# start of MATERIAL TO PROCESS

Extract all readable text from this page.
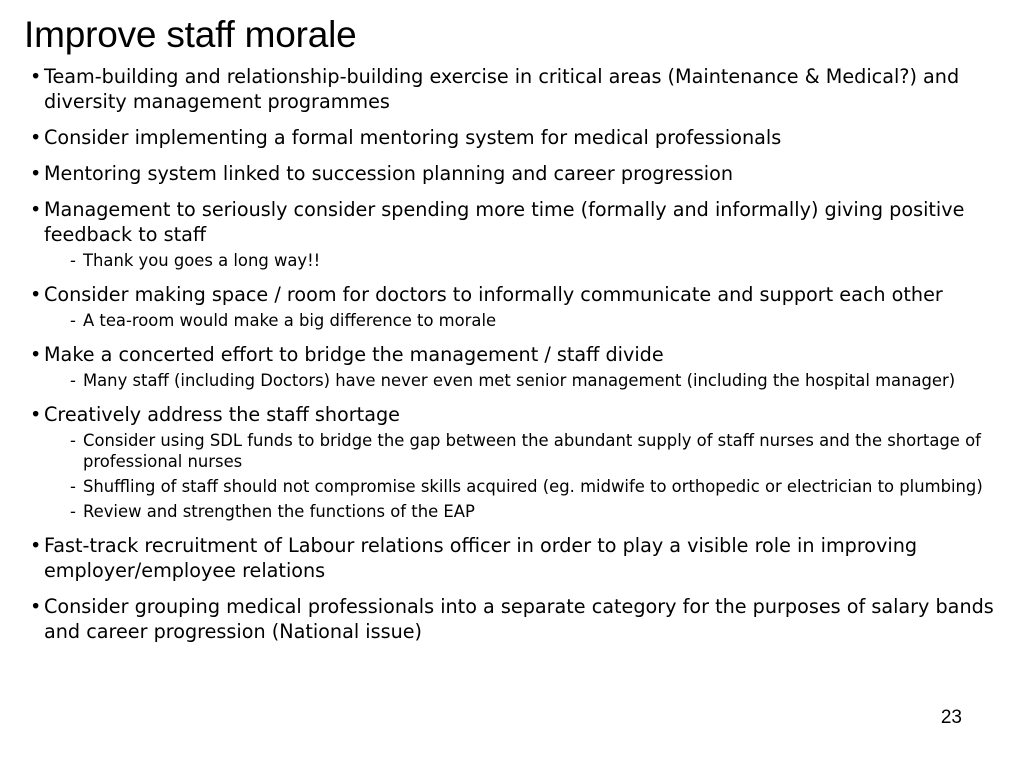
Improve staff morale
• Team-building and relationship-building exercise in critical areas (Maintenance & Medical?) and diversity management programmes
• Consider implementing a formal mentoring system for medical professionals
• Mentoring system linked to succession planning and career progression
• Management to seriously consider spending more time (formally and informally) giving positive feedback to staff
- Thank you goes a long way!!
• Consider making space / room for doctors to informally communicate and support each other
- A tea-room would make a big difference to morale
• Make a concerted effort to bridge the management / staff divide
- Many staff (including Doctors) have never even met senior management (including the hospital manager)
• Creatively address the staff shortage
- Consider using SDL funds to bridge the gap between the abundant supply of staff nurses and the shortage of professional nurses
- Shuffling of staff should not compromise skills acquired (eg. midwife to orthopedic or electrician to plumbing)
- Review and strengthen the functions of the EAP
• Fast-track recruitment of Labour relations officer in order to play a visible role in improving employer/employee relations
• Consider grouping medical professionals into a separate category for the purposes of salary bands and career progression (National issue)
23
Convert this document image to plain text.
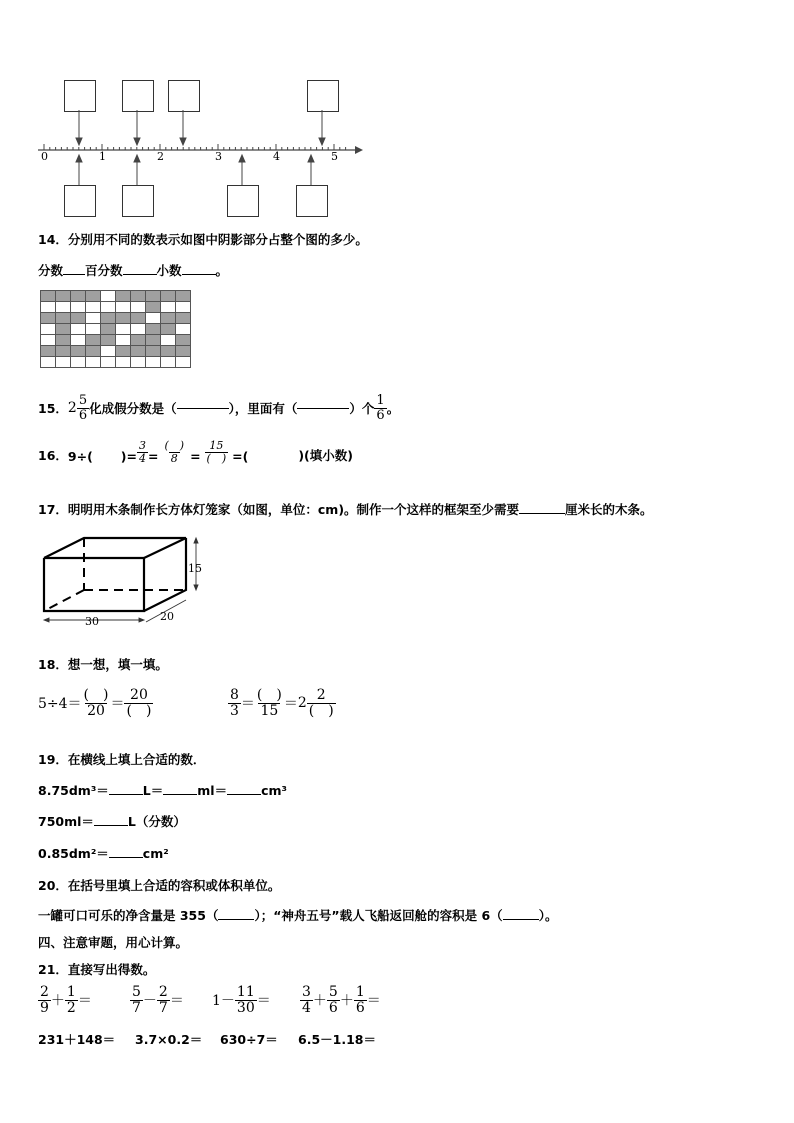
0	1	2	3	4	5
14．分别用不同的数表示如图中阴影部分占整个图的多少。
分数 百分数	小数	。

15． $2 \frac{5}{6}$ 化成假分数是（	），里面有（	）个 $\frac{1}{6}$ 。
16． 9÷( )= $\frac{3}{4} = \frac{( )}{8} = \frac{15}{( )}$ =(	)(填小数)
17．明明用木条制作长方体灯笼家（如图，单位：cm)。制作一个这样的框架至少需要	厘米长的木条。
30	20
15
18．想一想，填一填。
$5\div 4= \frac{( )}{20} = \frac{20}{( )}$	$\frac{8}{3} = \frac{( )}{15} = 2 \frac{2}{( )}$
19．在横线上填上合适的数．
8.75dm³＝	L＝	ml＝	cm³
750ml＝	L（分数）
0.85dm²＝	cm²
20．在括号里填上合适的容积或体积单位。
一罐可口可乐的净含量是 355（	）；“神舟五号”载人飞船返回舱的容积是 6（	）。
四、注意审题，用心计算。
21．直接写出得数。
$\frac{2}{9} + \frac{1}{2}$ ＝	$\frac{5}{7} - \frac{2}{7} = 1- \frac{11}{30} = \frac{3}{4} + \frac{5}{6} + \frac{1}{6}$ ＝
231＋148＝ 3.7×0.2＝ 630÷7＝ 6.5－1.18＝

# end of MATERIAL TO PROCESS

§ EXERCISE BRIEF
Read the entries and pick out all lines that include the word "system".

§ EXERCISE OUTPUT
• Consider implementing a formal mentoring system for medical professionals
• Mentoring system linked to succession planning and career progression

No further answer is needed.